▶ [Exercise details]
Answer with nothing but a number: how many lines include the word "title"?

▶ [Exercise inputs]

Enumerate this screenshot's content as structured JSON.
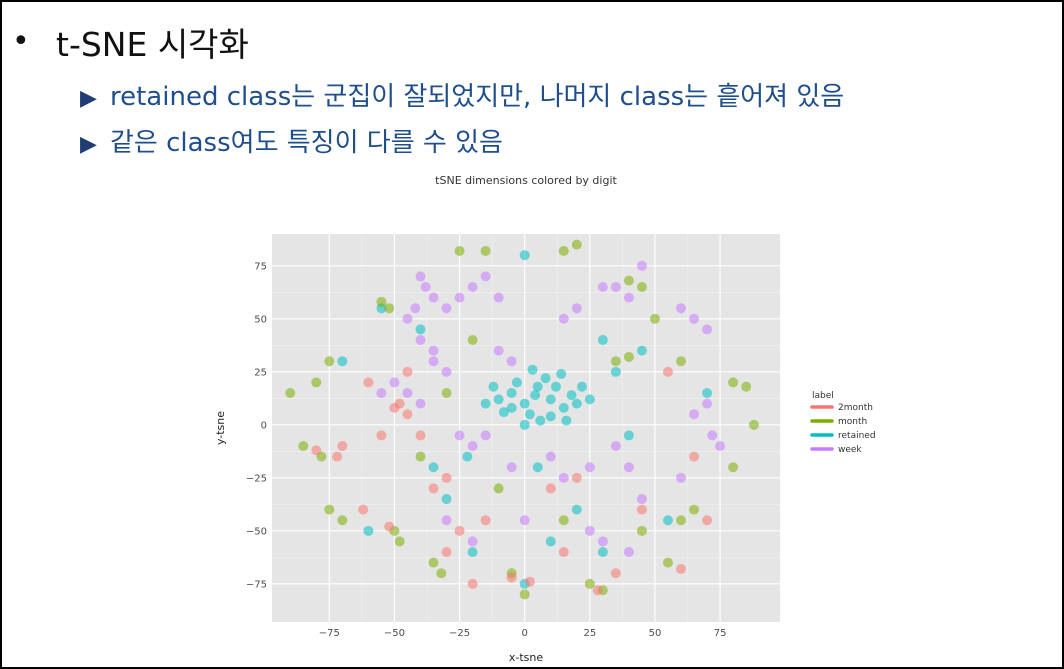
{
  "slide": {
    "bullet": "•",
    "title": "t-SNE 시각화",
    "subbullets": [
      {
        "marker": "▶",
        "text": "retained class는 군집이 잘되었지만, 나머지 class는 흩어져 있음"
      },
      {
        "marker": "▶",
        "text": "같은 class여도 특징이 다를 수 있음"
      }
    ]
  },
  "chart_data": {
    "type": "scatter",
    "title": "tSNE dimensions colored by digit",
    "xlabel": "x-tsne",
    "ylabel": "y-tsne",
    "xlim": [
      -97,
      98
    ],
    "ylim": [
      -93,
      90
    ],
    "xticks": [
      -75,
      -50,
      -25,
      0,
      25,
      50,
      75
    ],
    "yticks": [
      75,
      50,
      25,
      0,
      -25,
      -50,
      -75
    ],
    "xtick_labels": [
      "−75",
      "−50",
      "−25",
      "0",
      "25",
      "50",
      "75"
    ],
    "ytick_labels": [
      "75",
      "50",
      "25",
      "0",
      "−25",
      "−50",
      "−75"
    ],
    "grid": true,
    "panel_background": "#e5e5e5",
    "legend": {
      "title": "label",
      "placement": "right",
      "entries": [
        {
          "name": "2month",
          "color": "#f8766d"
        },
        {
          "name": "month",
          "color": "#7cae00"
        },
        {
          "name": "retained",
          "color": "#00bfc4"
        },
        {
          "name": "week",
          "color": "#c77cff"
        }
      ]
    },
    "series": [
      {
        "name": "retained",
        "color": "#00bfc4",
        "points": [
          [
            -5,
            15
          ],
          [
            0,
            10
          ],
          [
            5,
            18
          ],
          [
            10,
            12
          ],
          [
            15,
            8
          ],
          [
            -10,
            12
          ],
          [
            2,
            5
          ],
          [
            8,
            22
          ],
          [
            -3,
            20
          ],
          [
            12,
            18
          ],
          [
            18,
            14
          ],
          [
            -8,
            6
          ],
          [
            4,
            14
          ],
          [
            20,
            10
          ],
          [
            6,
            2
          ],
          [
            -12,
            18
          ],
          [
            14,
            24
          ],
          [
            0,
            0
          ],
          [
            10,
            4
          ],
          [
            -5,
            8
          ],
          [
            22,
            18
          ],
          [
            3,
            26
          ],
          [
            16,
            2
          ],
          [
            -15,
            10
          ],
          [
            25,
            12
          ],
          [
            5,
            -20
          ],
          [
            -22,
            -15
          ],
          [
            10,
            -55
          ],
          [
            0,
            -75
          ],
          [
            -55,
            55
          ],
          [
            -60,
            -50
          ],
          [
            35,
            25
          ],
          [
            40,
            -5
          ],
          [
            -30,
            -35
          ],
          [
            30,
            -60
          ],
          [
            45,
            35
          ],
          [
            -35,
            -20
          ],
          [
            55,
            -45
          ],
          [
            0,
            80
          ],
          [
            -70,
            30
          ],
          [
            30,
            40
          ],
          [
            -40,
            45
          ],
          [
            70,
            15
          ],
          [
            -20,
            -60
          ],
          [
            20,
            -40
          ]
        ]
      },
      {
        "name": "week",
        "color": "#c77cff",
        "points": [
          [
            -40,
            70
          ],
          [
            -38,
            65
          ],
          [
            -35,
            60
          ],
          [
            -42,
            55
          ],
          [
            -45,
            50
          ],
          [
            -30,
            55
          ],
          [
            -25,
            60
          ],
          [
            -20,
            65
          ],
          [
            -15,
            70
          ],
          [
            -10,
            60
          ],
          [
            -40,
            40
          ],
          [
            -35,
            35
          ],
          [
            -30,
            25
          ],
          [
            -45,
            15
          ],
          [
            -40,
            10
          ],
          [
            -25,
            -5
          ],
          [
            -20,
            -10
          ],
          [
            -15,
            -5
          ],
          [
            -5,
            -20
          ],
          [
            10,
            -15
          ],
          [
            15,
            -25
          ],
          [
            25,
            -20
          ],
          [
            35,
            -10
          ],
          [
            40,
            -20
          ],
          [
            60,
            -25
          ],
          [
            65,
            5
          ],
          [
            70,
            10
          ],
          [
            72,
            -5
          ],
          [
            65,
            50
          ],
          [
            70,
            45
          ],
          [
            60,
            55
          ],
          [
            35,
            65
          ],
          [
            40,
            60
          ],
          [
            30,
            65
          ],
          [
            45,
            75
          ],
          [
            -10,
            35
          ],
          [
            -5,
            30
          ],
          [
            30,
            -55
          ],
          [
            25,
            -50
          ],
          [
            40,
            -60
          ],
          [
            -55,
            15
          ],
          [
            -50,
            20
          ],
          [
            20,
            55
          ],
          [
            15,
            50
          ],
          [
            -30,
            -45
          ],
          [
            -20,
            -55
          ],
          [
            0,
            -45
          ],
          [
            45,
            -35
          ],
          [
            -35,
            30
          ],
          [
            75,
            -10
          ]
        ]
      },
      {
        "name": "month",
        "color": "#7cae00",
        "points": [
          [
            -25,
            82
          ],
          [
            -15,
            82
          ],
          [
            15,
            82
          ],
          [
            20,
            85
          ],
          [
            45,
            65
          ],
          [
            40,
            68
          ],
          [
            -55,
            58
          ],
          [
            -52,
            55
          ],
          [
            -75,
            30
          ],
          [
            -80,
            20
          ],
          [
            -90,
            15
          ],
          [
            -78,
            -15
          ],
          [
            -85,
            -10
          ],
          [
            -75,
            -40
          ],
          [
            -70,
            -45
          ],
          [
            -50,
            -50
          ],
          [
            -48,
            -55
          ],
          [
            -35,
            -65
          ],
          [
            -32,
            -70
          ],
          [
            -5,
            -70
          ],
          [
            0,
            -80
          ],
          [
            25,
            -75
          ],
          [
            30,
            -78
          ],
          [
            55,
            -65
          ],
          [
            60,
            -45
          ],
          [
            65,
            -40
          ],
          [
            80,
            20
          ],
          [
            85,
            18
          ],
          [
            88,
            0
          ],
          [
            80,
            -20
          ],
          [
            35,
            30
          ],
          [
            40,
            32
          ],
          [
            -30,
            15
          ],
          [
            -10,
            -30
          ],
          [
            15,
            -45
          ],
          [
            45,
            -50
          ],
          [
            -40,
            -15
          ],
          [
            60,
            30
          ],
          [
            -20,
            40
          ],
          [
            50,
            50
          ]
        ]
      },
      {
        "name": "2month",
        "color": "#f8766d",
        "points": [
          [
            -48,
            10
          ],
          [
            -45,
            5
          ],
          [
            -50,
            8
          ],
          [
            -55,
            -5
          ],
          [
            -80,
            -12
          ],
          [
            -72,
            -15
          ],
          [
            -35,
            -30
          ],
          [
            -30,
            -25
          ],
          [
            -5,
            -72
          ],
          [
            2,
            -74
          ],
          [
            -20,
            -75
          ],
          [
            28,
            -78
          ],
          [
            60,
            -68
          ],
          [
            -52,
            -48
          ],
          [
            -62,
            -40
          ],
          [
            -30,
            -60
          ],
          [
            10,
            -30
          ],
          [
            -45,
            25
          ],
          [
            -60,
            20
          ],
          [
            45,
            -40
          ],
          [
            20,
            -25
          ],
          [
            55,
            25
          ],
          [
            -15,
            -45
          ],
          [
            35,
            -70
          ],
          [
            -40,
            -5
          ],
          [
            15,
            -60
          ],
          [
            65,
            -15
          ],
          [
            -25,
            -50
          ],
          [
            70,
            -45
          ],
          [
            -70,
            -10
          ]
        ]
      }
    ]
  }
}
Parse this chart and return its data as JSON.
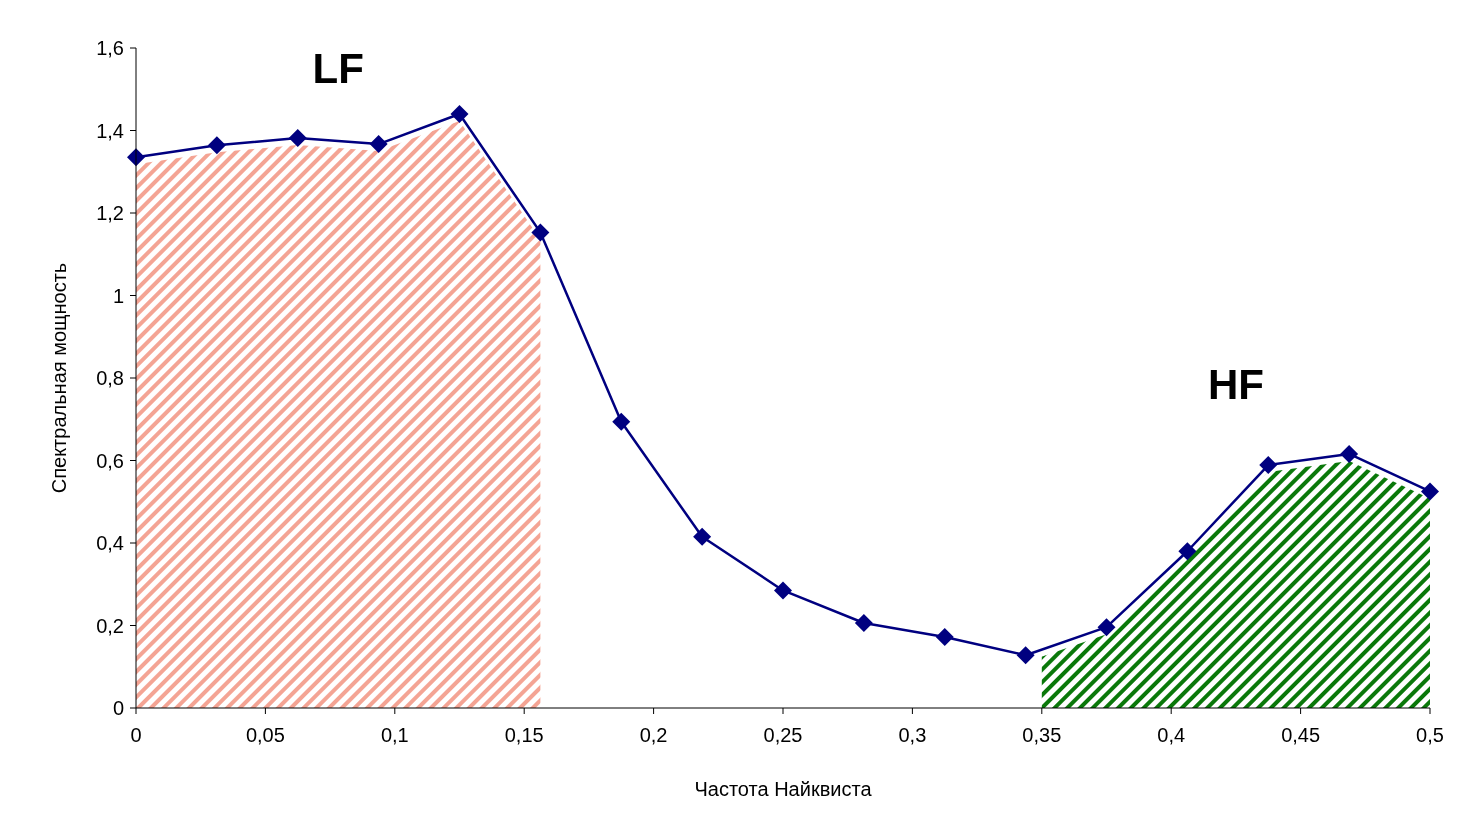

▶ [Exercise answer]
3